> _WHAT NEEDS TO BE DONE_
Go through the data below and gather each line containing "εἰδικά".
-=-=-=-=-
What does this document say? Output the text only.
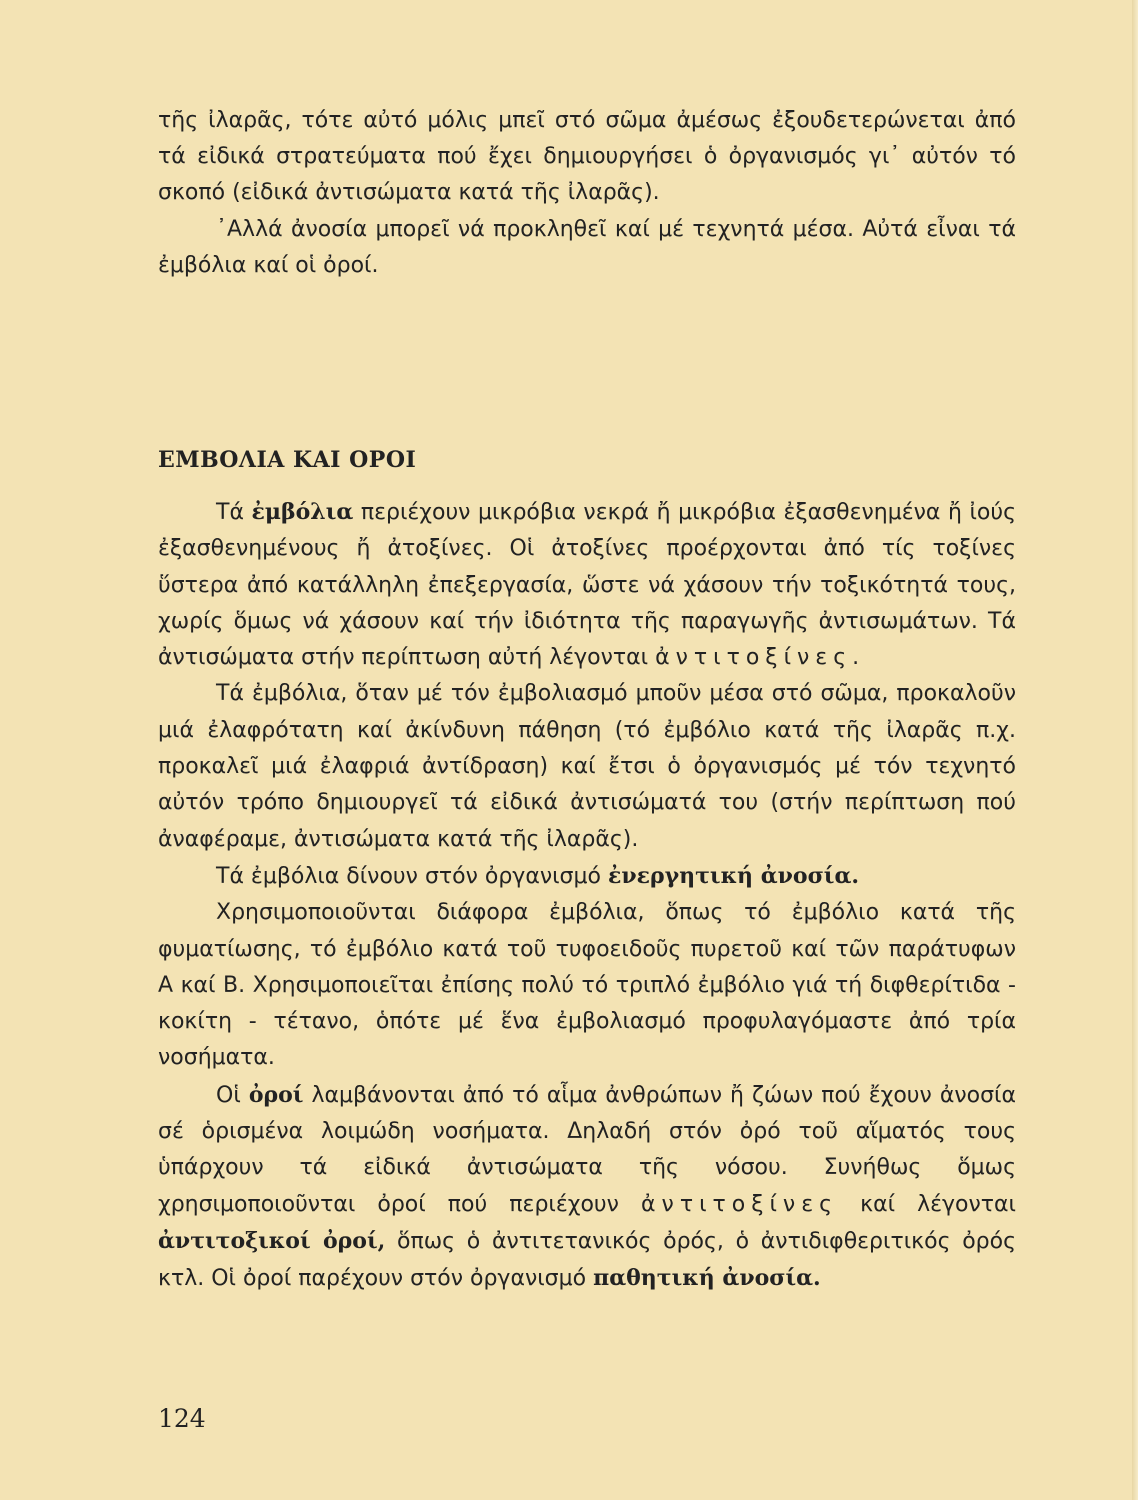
τῆς ἰλαρᾶς, τότε αὐτό μόλις μπεῖ στό σῶμα ἀμέσως ἐξουδετερώνεται ἀπό τά εἰδικά στρατεύματα πού ἔχει δημιουργήσει ὁ ὀργανισμός γι᾽ αὐτόν τό σκοπό (εἰδικά ἀντισώματα κατά τῆς ἰλαρᾶς).

᾽Αλλά ἀνοσία μπορεῖ νά προκληθεῖ καί μέ τεχνητά μέσα. Αὐτά εἶναι τά ἐμβόλια καί οἱ ὀροί.

ΕΜΒΟΛΙΑ ΚΑΙ ΟΡΟΙ

Τά ἐμβόλια περιέχουν μικρόβια νεκρά ἤ μικρόβια ἐξασθενημένα ἤ ἰούς ἐξασθενημένους ἤ ἀτοξίνες. Οἱ ἀτοξίνες προέρχονται ἀπό τίς τοξίνες ὕστερα ἀπό κατάλληλη ἐπεξεργασία, ὥστε νά χάσουν τήν τοξικότητά τους, χωρίς ὅμως νά χάσουν καί τήν ἰδιότητα τῆς παραγωγῆς ἀντισωμάτων. Τά ἀντισώματα στήν περίπτωση αὐτή λέγονται ἀντιτοξίνες.

Τά ἐμβόλια, ὅταν μέ τόν ἐμβολιασμό μποῦν μέσα στό σῶμα, προκαλοῦν μιά ἐλαφρότατη καί ἀκίνδυνη πάθηση (τό ἐμβόλιο κατά τῆς ἰλαρᾶς π.χ. προκαλεῖ μιά ἐλαφριά ἀντίδραση) καί ἔτσι ὁ ὀργανισμός μέ τόν τεχνητό αὐτόν τρόπο δημιουργεῖ τά εἰδικά ἀντισώματά του (στήν περίπτωση πού ἀναφέραμε, ἀντισώματα κατά τῆς ἰλαρᾶς).

Τά ἐμβόλια δίνουν στόν ὀργανισμό ἐνεργητική ἀνοσία.

Χρησιμοποιοῦνται διάφορα ἐμβόλια, ὅπως τό ἐμβόλιο κατά τῆς φυματίωσης, τό ἐμβόλιο κατά τοῦ τυφοειδοῦς πυρετοῦ καί τῶν παράτυφων Α καί Β. Χρησιμοποιεῖται ἐπίσης πολύ τό τριπλό ἐμβόλιο γιά τή διφθερίτιδα - κοκίτη - τέτανο, ὁπότε μέ ἕνα ἐμβολιασμό προφυλαγόμαστε ἀπό τρία νοσήματα.

Οἱ ὀροί λαμβάνονται ἀπό τό αἷμα ἀνθρώπων ἤ ζώων πού ἔχουν ἀνοσία σέ ὁρισμένα λοιμώδη νοσήματα. Δηλαδή στόν ὀρό τοῦ αἵματός τους ὑπάρχουν τά εἰδικά ἀντισώματα τῆς νόσου. Συνήθως ὅμως χρησιμοποιοῦνται ὀροί πού περιέχουν ἀντιτοξίνες καί λέγονται ἀντιτοξικοί ὀροί, ὅπως ὁ ἀντιτετανικός ὀρός, ὁ ἀντιδιφθεριτικός ὀρός κτλ. Οἱ ὀροί παρέχουν στόν ὀργανισμό παθητική ἀνοσία.

124
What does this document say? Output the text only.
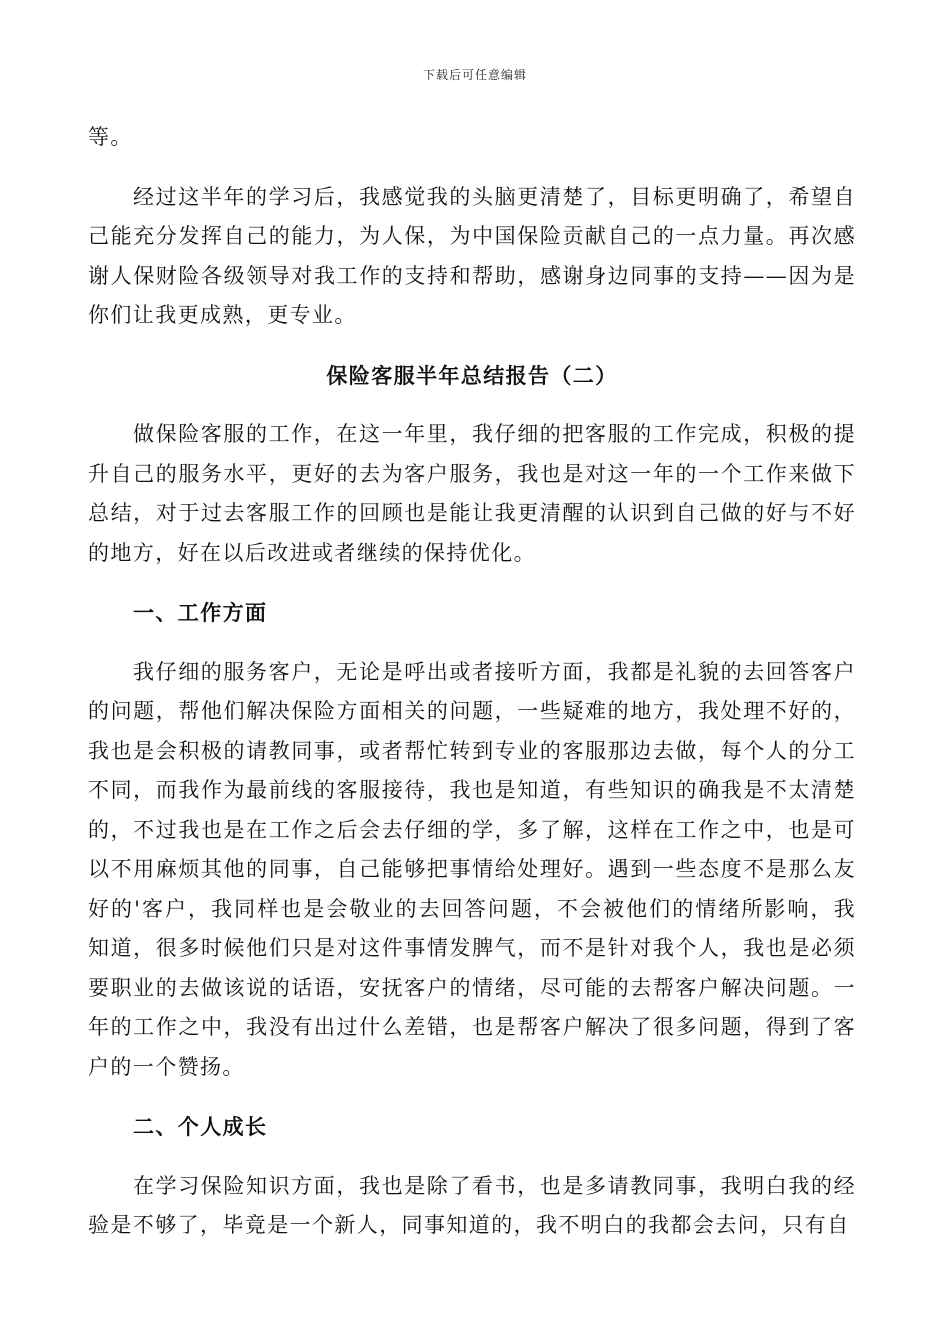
下载后可任意编辑

等。

经过这半年的学习后，我感觉我的头脑更清楚了，目标更明确了，希望自己能充分发挥自己的能力，为人保，为中国保险贡献自己的一点力量。再次感谢人保财险各级领导对我工作的支持和帮助，感谢身边同事的支持——因为是你们让我更成熟，更专业。

保险客服半年总结报告（二）

做保险客服的工作，在这一年里，我仔细的把客服的工作完成，积极的提升自己的服务水平，更好的去为客户服务，我也是对这一年的一个工作来做下总结，对于过去客服工作的回顾也是能让我更清醒的认识到自己做的好与不好的地方，好在以后改进或者继续的保持优化。

一、工作方面

我仔细的服务客户，无论是呼出或者接听方面，我都是礼貌的去回答客户的问题，帮他们解决保险方面相关的问题，一些疑难的地方，我处理不好的，我也是会积极的请教同事，或者帮忙转到专业的客服那边去做，每个人的分工不同，而我作为最前线的客服接待，我也是知道，有些知识的确我是不太清楚的，不过我也是在工作之后会去仔细的学，多了解，这样在工作之中，也是可以不用麻烦其他的同事，自己能够把事情给处理好。遇到一些态度不是那么友好的'客户，我同样也是会敬业的去回答问题，不会被他们的情绪所影响，我知道，很多时候他们只是对这件事情发脾气，而不是针对我个人，我也是必须要职业的去做该说的话语，安抚客户的情绪，尽可能的去帮客户解决问题。一年的工作之中，我没有出过什么差错，也是帮客户解决了很多问题，得到了客户的一个赞扬。

二、个人成长

在学习保险知识方面，我也是除了看书，也是多请教同事，我明白我的经验是不够了，毕竟是一个新人，同事知道的，我不明白的我都会去问，只有自
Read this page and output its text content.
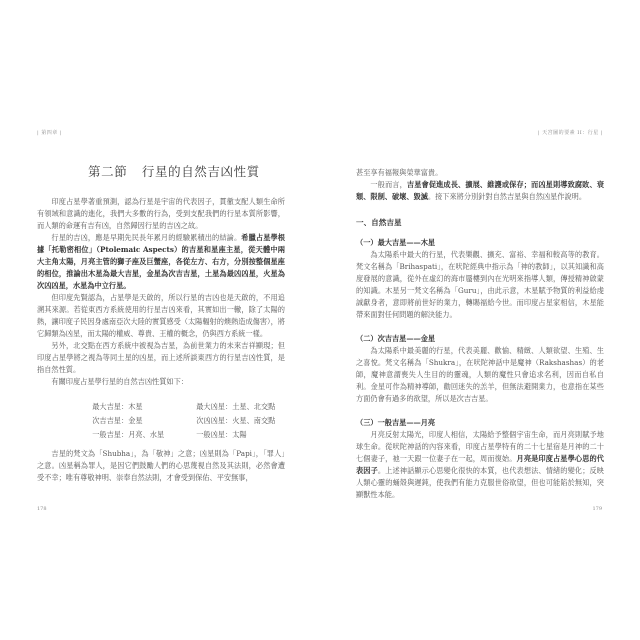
| 第四章 |
第二節 行星的自然吉凶性質

印度占星學著重預測，認為行星是宇宙的代表因子，貫徹支配人類生命所有領域和意識的進化，我們大多數的行為，受到支配我們的行星本質所影響，而人類的命運有吉有凶，自然歸因行星的吉凶之故。

行星的吉凶，應是早期先民長年累月的經驗累積出的結論。希臘占星學根據「托勒密相位」（Ptolemaic Aspects）的吉星和星座主星，從天體中兩大主角太陽，月亮主管的獅子座及巨蟹座，各從左方、右方，分別按整個星座的相位，推論出木星為最大吉星，金星為次吉吉星，土星為最凶凶星，火星為次凶凶星，水星為中立行星。

但印度先賢認為，占星學是天啟的，所以行星的吉凶也是天啟的，不用追溯其來源。若從東西方系統使用的行星吉凶來看，其實如出一轍，除了太陽的熱，讓印度子民因身處南亞次大陸的實質感受（太陽輻射的燠熱造成傷害），將它歸類為凶星，而太陽的權威、尊貴、王權的概念，仍與西方系統一樣。

另外，北交點在西方系統中被視為吉星，為前世業力的未來吉祥顯現；但印度占星學將之視為等同土星的凶星，而上述所談東西方的行星吉凶性質，是指自然性質。

有關印度占星學行星的自然吉凶性質如下：

最大吉星：木星	最大凶星：土星、北交點
次吉吉星：金星	次凶凶星：火星、南交點
一般吉星：月亮、水星	一般凶星：太陽

吉星的梵文為「Shubha」，為「敬神」之意；凶星則為「Papi」，「罪人」之意。凶星稱為罪人，是因它們鼓勵人們的心思蔑視自然及其法則，必然會遭受不幸；唯有尊敬神明、崇奉自然法則，才會受到保佑、平安無事，

178
| 天宮圖的要素 II：行星 |

甚至享有福報與榮華富貴。

一般而言，吉星會促進成長、擴展、維護或保存；而凶星則導致腐敗、衰頹、限制、破壞、毀滅。接下來將分別針對自然吉星與自然凶星作說明。

一、自然吉星

（一）最大吉星——木星

為太陽系中最大的行星，代表樂觀、擴充、富裕、幸福和較高等的教育。梵文名稱為「Brihaspati」，在吠陀經典中指示為「神的教師」，以其知識和高度發展的意識，從外在虛幻的海市蜃樓到內在光明來指導人類，傳授精神啟蒙的知識。木星另一梵文名稱為「Guru」，由此示意，木星賦予物質的利益給虔誠獻身者，意即將前世好的業力，轉賜福給今世。而印度占星家相信，木星能帶來面對任何問題的解決能力。

（二）次吉吉星——金星

為太陽系中最美麗的行星，代表美麗、歡愉、精緻、人類欲望、生殖、生之喜悅。梵文名稱為「Shukra」，在吠陀神話中是魔神（Rakshashas）的老師，魔神意謂喪失人生目的的靈魂，人類的魔性只會追求名利，因而自私自利。金星可作為精神導師，勸回迷失的羔羊，但無法避開業力，也意指在某些方面仍會有過多的欲望，所以是次吉吉星。

（三）一般吉星——月亮

月亮反射太陽光，印度人相信，太陽給予整個宇宙生命，而月亮則賦予地球生命。從吠陀神話的內容來看，印度占星學特有的二十七星宿是月神的二十七個妻子，祂一天跟一位妻子在一起，周而復始。月亮是印度占星學心思的代表因子。上述神話顯示心思變化很快的本質，也代表想法、情緒的變化；反映人類心靈的蛹殼與遲鈍，使我們有能力克服世俗欲望，但也可能陷於無知，突顯獸性本能。

179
-=-=-=-=-
> _ANSWER TO THIS TASK_
τῆς ἰλαρᾶς, τότε αὐτό μόλις μπεῖ στό σῶμα ἀμέσως ἐξουδετερώνεται ἀπό τά εἰδικά στρατεύματα πού ἔχει δημιουργήσει ὁ ὀργανισμός γι᾽ αὐτόν τό σκοπό (εἰδικά ἀντισώματα κατά τῆς ἰλαρᾶς).
Τά ἐμβόλια, ὅταν μέ τόν ἐμβολιασμό μποῦν μέσα στό σῶμα, προκαλοῦν μιά ἐλαφρότατη καί ἀκίνδυνη πάθηση (τό ἐμβόλιο κατά τῆς ἰλαρᾶς π.χ. προκαλεῖ μιά ἐλαφριά ἀντίδραση) καί ἔτσι ὁ ὀργανισμός μέ τόν τεχνητό αὐτόν τρόπο δημιουργεῖ τά εἰδικά ἀντισώματά του (στήν περίπτωση πού ἀναφέραμε, ἀντισώματα κατά τῆς ἰλαρᾶς).
Οἱ ὀροί λαμβάνονται ἀπό τό αἷμα ἀνθρώπων ἤ ζώων πού ἔχουν ἀνοσία σέ ὁρισμένα λοιμώδη νοσήματα. Δηλαδή στόν ὀρό τοῦ αἵματός τους ὑπάρχουν τά εἰδικά ἀντισώματα τῆς νόσου. Συνήθως ὅμως χρησιμοποιοῦνται ὀροί πού περιέχουν ἀντιτοξίνες καί λέγονται ἀντιτοξικοί ὀροί, ὅπως ὁ ἀντιτετανικός ὀρός, ὁ ἀντιδιφθεριτικός ὀρός κτλ. Οἱ ὀροί παρέχουν στόν ὀργανισμό παθητική ἀνοσία.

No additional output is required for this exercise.